• [What to do] Lines that include the word "icon" are the ones to copy.
### Dataset extract
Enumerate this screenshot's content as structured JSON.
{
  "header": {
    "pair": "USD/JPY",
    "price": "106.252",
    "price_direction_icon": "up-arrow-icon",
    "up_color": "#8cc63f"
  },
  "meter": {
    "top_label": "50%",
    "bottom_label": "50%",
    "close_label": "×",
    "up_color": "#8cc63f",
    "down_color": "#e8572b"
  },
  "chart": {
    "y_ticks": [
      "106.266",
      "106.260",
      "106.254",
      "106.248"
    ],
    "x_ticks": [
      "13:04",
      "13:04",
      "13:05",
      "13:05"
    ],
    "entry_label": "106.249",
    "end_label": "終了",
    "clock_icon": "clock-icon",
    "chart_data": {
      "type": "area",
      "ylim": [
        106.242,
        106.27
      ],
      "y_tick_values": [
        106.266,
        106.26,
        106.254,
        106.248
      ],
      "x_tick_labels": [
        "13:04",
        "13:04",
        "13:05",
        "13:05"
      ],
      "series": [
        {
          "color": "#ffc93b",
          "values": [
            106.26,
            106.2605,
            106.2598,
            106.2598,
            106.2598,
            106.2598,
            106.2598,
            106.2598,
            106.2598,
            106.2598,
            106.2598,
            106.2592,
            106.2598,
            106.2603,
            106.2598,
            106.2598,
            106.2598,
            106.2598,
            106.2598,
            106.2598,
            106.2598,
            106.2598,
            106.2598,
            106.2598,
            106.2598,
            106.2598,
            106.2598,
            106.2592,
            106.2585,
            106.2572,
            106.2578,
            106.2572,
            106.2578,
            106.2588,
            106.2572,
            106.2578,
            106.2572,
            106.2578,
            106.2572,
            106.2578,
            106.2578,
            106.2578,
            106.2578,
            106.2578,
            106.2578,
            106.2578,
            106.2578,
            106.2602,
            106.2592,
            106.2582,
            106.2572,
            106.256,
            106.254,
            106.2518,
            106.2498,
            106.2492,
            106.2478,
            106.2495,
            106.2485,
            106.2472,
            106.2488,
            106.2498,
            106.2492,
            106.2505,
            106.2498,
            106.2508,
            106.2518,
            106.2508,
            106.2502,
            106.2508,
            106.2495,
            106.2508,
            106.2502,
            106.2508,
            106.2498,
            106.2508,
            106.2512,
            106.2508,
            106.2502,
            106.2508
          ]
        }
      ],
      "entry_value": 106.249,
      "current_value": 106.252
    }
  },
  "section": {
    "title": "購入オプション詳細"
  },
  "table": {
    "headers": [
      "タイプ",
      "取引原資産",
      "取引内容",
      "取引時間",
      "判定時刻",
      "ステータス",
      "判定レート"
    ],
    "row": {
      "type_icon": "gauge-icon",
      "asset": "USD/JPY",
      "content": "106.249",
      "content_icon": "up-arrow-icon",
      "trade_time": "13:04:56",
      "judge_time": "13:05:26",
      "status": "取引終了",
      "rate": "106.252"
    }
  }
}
######
• [Task answer]
    "price_direction_icon": "up-arrow-icon",
    "clock_icon": "clock-icon",
      "type_icon": "gauge-icon",
      "content_icon": "up-arrow-icon",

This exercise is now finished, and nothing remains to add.